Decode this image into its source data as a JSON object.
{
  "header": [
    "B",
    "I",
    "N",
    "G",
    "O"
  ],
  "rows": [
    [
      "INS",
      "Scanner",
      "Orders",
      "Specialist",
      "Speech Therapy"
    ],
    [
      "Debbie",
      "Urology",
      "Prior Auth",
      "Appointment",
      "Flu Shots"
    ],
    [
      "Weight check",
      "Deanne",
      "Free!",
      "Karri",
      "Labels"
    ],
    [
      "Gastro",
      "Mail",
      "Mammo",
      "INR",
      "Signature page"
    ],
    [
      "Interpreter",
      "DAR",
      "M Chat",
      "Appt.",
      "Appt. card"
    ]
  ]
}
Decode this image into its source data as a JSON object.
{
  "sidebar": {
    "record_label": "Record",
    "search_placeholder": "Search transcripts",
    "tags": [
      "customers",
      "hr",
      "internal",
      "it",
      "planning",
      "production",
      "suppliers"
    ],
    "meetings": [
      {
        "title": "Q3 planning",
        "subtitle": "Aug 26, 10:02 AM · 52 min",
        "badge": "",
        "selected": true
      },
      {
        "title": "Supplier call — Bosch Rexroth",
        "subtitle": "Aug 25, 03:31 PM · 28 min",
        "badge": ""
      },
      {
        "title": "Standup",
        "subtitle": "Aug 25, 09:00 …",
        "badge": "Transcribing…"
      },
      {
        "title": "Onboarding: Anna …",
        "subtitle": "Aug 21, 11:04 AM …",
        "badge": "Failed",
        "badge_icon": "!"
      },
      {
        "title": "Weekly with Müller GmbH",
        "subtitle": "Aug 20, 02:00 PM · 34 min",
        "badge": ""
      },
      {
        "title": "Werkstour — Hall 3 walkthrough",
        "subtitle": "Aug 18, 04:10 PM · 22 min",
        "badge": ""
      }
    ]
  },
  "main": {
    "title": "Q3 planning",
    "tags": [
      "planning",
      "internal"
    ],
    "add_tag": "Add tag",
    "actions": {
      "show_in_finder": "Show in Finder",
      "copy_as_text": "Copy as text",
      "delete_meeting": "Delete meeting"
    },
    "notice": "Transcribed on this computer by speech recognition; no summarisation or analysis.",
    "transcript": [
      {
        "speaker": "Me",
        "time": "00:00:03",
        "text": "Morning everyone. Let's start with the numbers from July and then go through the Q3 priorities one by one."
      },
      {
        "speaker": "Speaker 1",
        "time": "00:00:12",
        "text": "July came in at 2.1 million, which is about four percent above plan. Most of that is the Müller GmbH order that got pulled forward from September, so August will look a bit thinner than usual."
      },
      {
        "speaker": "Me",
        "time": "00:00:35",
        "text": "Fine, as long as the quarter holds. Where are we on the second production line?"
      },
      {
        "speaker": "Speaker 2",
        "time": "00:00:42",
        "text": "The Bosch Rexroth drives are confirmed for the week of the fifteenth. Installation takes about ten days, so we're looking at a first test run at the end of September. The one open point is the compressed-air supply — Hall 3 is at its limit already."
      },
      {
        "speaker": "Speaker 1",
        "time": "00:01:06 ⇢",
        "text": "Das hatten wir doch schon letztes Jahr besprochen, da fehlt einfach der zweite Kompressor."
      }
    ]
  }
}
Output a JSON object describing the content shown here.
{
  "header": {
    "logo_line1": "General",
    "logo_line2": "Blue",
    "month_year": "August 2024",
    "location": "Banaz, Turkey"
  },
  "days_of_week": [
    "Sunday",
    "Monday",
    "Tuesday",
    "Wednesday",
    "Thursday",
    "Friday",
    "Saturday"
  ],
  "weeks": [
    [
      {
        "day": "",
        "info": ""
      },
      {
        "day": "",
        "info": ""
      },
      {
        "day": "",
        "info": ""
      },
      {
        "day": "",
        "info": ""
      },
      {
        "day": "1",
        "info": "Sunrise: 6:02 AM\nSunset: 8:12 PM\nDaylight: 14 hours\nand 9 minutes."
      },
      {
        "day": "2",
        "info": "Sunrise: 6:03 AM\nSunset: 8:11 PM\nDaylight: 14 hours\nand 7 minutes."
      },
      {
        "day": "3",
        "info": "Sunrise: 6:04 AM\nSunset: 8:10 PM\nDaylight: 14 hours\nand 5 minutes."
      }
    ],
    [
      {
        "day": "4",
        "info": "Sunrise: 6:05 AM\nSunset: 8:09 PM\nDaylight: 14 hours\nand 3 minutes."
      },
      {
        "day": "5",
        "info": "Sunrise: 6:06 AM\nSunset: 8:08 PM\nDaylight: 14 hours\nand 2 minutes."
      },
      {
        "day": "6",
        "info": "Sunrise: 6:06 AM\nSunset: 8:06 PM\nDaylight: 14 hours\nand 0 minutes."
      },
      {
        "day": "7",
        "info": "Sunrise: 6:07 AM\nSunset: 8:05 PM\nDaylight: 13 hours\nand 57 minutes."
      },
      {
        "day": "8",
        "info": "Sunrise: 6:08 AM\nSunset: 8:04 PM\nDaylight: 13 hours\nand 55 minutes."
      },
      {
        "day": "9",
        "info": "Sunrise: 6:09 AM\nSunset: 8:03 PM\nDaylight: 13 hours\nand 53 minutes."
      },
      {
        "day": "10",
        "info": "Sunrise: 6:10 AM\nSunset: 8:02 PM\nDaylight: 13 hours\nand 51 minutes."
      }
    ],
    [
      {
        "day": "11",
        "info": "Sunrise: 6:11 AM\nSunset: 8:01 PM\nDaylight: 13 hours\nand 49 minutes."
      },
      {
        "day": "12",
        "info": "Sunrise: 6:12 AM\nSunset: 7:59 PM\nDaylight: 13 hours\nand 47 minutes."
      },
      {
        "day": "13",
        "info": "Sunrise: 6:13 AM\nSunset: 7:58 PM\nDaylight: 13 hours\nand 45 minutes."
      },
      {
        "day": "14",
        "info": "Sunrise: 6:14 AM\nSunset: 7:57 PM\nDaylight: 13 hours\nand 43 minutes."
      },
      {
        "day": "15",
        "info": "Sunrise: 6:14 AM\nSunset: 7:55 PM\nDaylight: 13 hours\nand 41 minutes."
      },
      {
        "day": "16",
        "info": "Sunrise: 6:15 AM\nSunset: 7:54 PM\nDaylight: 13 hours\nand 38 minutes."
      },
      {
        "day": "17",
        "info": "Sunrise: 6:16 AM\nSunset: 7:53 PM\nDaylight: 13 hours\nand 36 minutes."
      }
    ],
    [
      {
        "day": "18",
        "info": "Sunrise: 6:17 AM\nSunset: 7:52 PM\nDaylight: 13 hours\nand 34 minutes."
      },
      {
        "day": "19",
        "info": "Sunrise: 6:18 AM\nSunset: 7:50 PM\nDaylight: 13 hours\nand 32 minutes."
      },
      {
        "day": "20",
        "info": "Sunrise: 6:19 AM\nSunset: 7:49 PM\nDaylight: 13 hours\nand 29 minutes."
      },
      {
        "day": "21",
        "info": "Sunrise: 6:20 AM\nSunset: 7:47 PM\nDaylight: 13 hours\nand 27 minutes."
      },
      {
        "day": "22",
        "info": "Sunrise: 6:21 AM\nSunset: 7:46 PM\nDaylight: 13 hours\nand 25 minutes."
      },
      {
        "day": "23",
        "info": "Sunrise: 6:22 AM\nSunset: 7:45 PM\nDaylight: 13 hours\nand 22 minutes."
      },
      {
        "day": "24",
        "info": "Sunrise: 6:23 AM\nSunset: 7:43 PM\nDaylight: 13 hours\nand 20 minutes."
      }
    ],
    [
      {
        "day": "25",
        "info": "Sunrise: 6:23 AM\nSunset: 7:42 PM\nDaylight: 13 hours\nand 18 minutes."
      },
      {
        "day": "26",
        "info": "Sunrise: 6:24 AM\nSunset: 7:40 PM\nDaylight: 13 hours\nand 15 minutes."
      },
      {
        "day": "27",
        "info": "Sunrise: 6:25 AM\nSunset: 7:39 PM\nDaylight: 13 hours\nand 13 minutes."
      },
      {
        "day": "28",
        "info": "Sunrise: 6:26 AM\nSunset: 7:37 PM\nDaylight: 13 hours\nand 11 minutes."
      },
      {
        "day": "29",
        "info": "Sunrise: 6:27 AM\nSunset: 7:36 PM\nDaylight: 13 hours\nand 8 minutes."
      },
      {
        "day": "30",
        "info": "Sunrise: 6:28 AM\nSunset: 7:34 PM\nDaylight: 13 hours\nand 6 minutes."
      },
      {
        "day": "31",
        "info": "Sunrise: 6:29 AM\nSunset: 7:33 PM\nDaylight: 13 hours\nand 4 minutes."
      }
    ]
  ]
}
════
Given instruction » Gather all the lines that include the word "September" and copy them out.

Task result »
        "text": "July came in at 2.1 million, which is about four percent above plan. Most of that is the Müller GmbH order that got pulled forward from September, so August will look a bit thinner than usual."
        "text": "The Bosch Rexroth drives are confirmed for the week of the fifteenth. Installation takes about ten days, so we're looking at a first test run at the end of September. The one open point is the compressed-air supply — Hall 3 is at its limit already."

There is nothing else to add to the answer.